## start Input material
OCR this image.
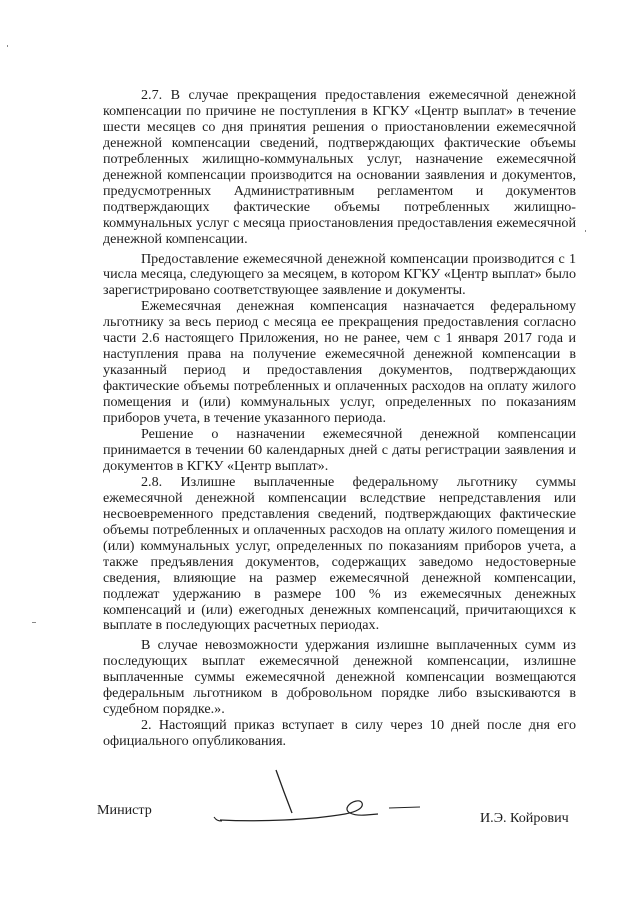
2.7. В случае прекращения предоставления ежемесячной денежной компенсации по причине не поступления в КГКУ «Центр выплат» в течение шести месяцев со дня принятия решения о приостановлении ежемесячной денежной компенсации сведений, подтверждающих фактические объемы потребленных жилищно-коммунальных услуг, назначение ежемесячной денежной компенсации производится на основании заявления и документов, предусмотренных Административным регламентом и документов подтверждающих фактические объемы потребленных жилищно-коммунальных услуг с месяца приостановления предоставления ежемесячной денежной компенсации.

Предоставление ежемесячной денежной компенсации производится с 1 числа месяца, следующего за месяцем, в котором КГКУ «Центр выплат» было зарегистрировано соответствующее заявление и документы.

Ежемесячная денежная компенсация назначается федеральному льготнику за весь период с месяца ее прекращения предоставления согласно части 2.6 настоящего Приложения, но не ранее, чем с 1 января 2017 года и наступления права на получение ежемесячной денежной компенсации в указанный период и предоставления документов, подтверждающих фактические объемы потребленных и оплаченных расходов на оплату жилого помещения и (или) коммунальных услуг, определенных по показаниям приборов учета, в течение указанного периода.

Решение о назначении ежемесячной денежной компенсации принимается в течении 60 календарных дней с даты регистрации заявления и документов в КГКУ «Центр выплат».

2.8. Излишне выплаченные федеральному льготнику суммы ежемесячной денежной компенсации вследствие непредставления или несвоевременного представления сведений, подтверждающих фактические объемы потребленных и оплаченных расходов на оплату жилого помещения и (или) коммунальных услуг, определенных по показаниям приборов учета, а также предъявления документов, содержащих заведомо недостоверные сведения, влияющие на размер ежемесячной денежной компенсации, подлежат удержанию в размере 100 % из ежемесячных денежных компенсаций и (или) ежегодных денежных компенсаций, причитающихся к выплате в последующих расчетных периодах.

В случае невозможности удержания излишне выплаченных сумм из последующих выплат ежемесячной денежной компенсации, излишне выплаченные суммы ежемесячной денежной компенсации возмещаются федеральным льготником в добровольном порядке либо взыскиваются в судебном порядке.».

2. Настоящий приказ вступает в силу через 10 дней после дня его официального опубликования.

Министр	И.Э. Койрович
## end Input material
## Instructions for the task
List each line of the entries that holds the string "дней".

## Result
Решение о назначении ежемесячной денежной компенсации принимается в течении 60 календарных дней с даты регистрации заявления и документов в КГКУ «Центр выплат».
2. Настоящий приказ вступает в силу через 10 дней после дня его официального опубликования.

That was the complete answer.